_What is required_:
Give back the records below exactly, every one, with no pictures.

_Record extracts_:
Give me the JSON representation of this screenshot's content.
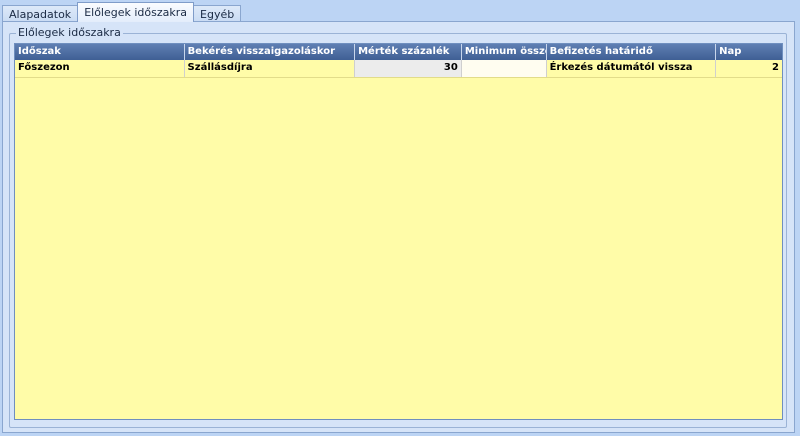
{
  "tabs": [
    {
      "label": "Alapadatok",
      "active": false
    },
    {
      "label": "Előlegek időszakra",
      "active": true
    },
    {
      "label": "Egyéb",
      "active": false
    }
  ],
  "group": {
    "title": "Előlegek időszakra"
  },
  "table": {
    "columns": [
      "Időszak",
      "Bekérés visszaigazoláskor",
      "Mérték százalék",
      "Minimum összeg",
      "Befizetés határidő",
      "Nap"
    ],
    "rows": [
      [
        "Főszezon",
        "Szállásdíjra",
        "30",
        "",
        "Érkezés dátumától vissza",
        "2"
      ]
    ]
  },
  "colors": {
    "background": "#bcd4f4",
    "grid_background": "#fffca8",
    "header_background": "#4f6fa4",
    "header_text": "#ffffff"
  }
}
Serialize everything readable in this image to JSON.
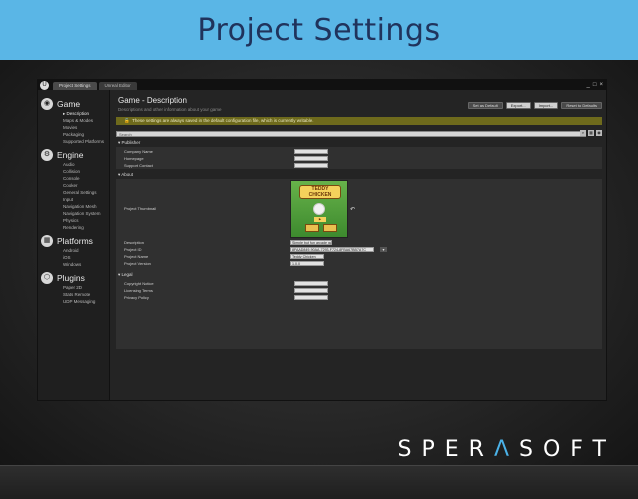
{
  "slide": {
    "title": "Project Settings",
    "logo": {
      "prefix": "SPER",
      "accent": "Λ",
      "suffix": "SOFT"
    }
  },
  "window": {
    "tabs": [
      "Project Settings",
      "Unreal Editor"
    ],
    "controls": [
      "_",
      "□",
      "×"
    ]
  },
  "sidebar": {
    "categories": [
      {
        "label": "Game",
        "items": [
          "Description",
          "Maps & Modes",
          "Movies",
          "Packaging",
          "Supported Platforms"
        ]
      },
      {
        "label": "Engine",
        "items": [
          "Audio",
          "Collision",
          "Console",
          "Cooker",
          "General Settings",
          "Input",
          "Navigation Mesh",
          "Navigation System",
          "Physics",
          "Rendering"
        ]
      },
      {
        "label": "Platforms",
        "items": [
          "Android",
          "iOS",
          "Windows"
        ]
      },
      {
        "label": "Plugins",
        "items": [
          "Paper 2D",
          "Stats Remote",
          "UDP Messaging"
        ]
      }
    ]
  },
  "main": {
    "title": "Game - Description",
    "subtitle": "Descriptions and other information about your game",
    "buttons": [
      "Set as Default",
      "Export...",
      "Import...",
      "Reset to Defaults"
    ],
    "warning": "These settings are always saved in the default configuration file, which is currently writable.",
    "search_placeholder": "Search",
    "sections": {
      "publisher": {
        "label": "Publisher",
        "rows": [
          "Company Name",
          "Homepage",
          "Support Contact"
        ]
      },
      "about": {
        "label": "About",
        "thumbnail_label": "Project Thumbnail",
        "thumbnail_title": "TEDDY CHICKEN",
        "rows": [
          {
            "label": "Description",
            "value": "Simple but fun arcade game"
          },
          {
            "label": "Project ID",
            "value": "8FAAD849-90AA-7293-F724-8FBA67BB7A7C"
          },
          {
            "label": "Project Name",
            "value": "Teddy Chicken"
          },
          {
            "label": "Project Version",
            "value": "1.0.0"
          }
        ]
      },
      "legal": {
        "label": "Legal",
        "rows": [
          "Copyright Notice",
          "Licensing Terms",
          "Privacy Policy"
        ]
      }
    }
  }
}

_Result of the task_:
Give me the JSON representation of this screenshot's content.
{
  "tabs": [
    {
      "label": "Alapadatok",
      "active": false
    },
    {
      "label": "Előlegek időszakra",
      "active": true
    },
    {
      "label": "Egyéb",
      "active": false
    }
  ],
  "group": {
    "title": "Előlegek időszakra"
  },
  "table": {
    "columns": [
      "Időszak",
      "Bekérés visszaigazoláskor",
      "Mérték százalék",
      "Minimum összeg",
      "Befizetés határidő",
      "Nap"
    ],
    "rows": [
      [
        "Főszezon",
        "Szállásdíjra",
        "30",
        "",
        "Érkezés dátumától vissza",
        "2"
      ]
    ]
  },
  "colors": {
    "background": "#bcd4f4",
    "grid_background": "#fffca8",
    "header_background": "#4f6fa4",
    "header_text": "#ffffff"
  }
}
Serialize everything readable in this image to JSON.
{
  "slide": {
    "title": "Project Settings",
    "logo": {
      "prefix": "SPER",
      "accent": "Λ",
      "suffix": "SOFT"
    }
  },
  "window": {
    "tabs": [
      "Project Settings",
      "Unreal Editor"
    ],
    "controls": [
      "_",
      "□",
      "×"
    ]
  },
  "sidebar": {
    "categories": [
      {
        "label": "Game",
        "items": [
          "Description",
          "Maps & Modes",
          "Movies",
          "Packaging",
          "Supported Platforms"
        ]
      },
      {
        "label": "Engine",
        "items": [
          "Audio",
          "Collision",
          "Console",
          "Cooker",
          "General Settings",
          "Input",
          "Navigation Mesh",
          "Navigation System",
          "Physics",
          "Rendering"
        ]
      },
      {
        "label": "Platforms",
        "items": [
          "Android",
          "iOS",
          "Windows"
        ]
      },
      {
        "label": "Plugins",
        "items": [
          "Paper 2D",
          "Stats Remote",
          "UDP Messaging"
        ]
      }
    ]
  },
  "main": {
    "title": "Game - Description",
    "subtitle": "Descriptions and other information about your game",
    "buttons": [
      "Set as Default",
      "Export...",
      "Import...",
      "Reset to Defaults"
    ],
    "warning": "These settings are always saved in the default configuration file, which is currently writable.",
    "search_placeholder": "Search",
    "sections": {
      "publisher": {
        "label": "Publisher",
        "rows": [
          "Company Name",
          "Homepage",
          "Support Contact"
        ]
      },
      "about": {
        "label": "About",
        "thumbnail_label": "Project Thumbnail",
        "thumbnail_title": "TEDDY CHICKEN",
        "rows": [
          {
            "label": "Description",
            "value": "Simple but fun arcade game"
          },
          {
            "label": "Project ID",
            "value": "8FAAD849-90AA-7293-F724-8FBA67BB7A7C"
          },
          {
            "label": "Project Name",
            "value": "Teddy Chicken"
          },
          {
            "label": "Project Version",
            "value": "1.0.0"
          }
        ]
      },
      "legal": {
        "label": "Legal",
        "rows": [
          "Copyright Notice",
          "Licensing Terms",
          "Privacy Policy"
        ]
      }
    }
  }
}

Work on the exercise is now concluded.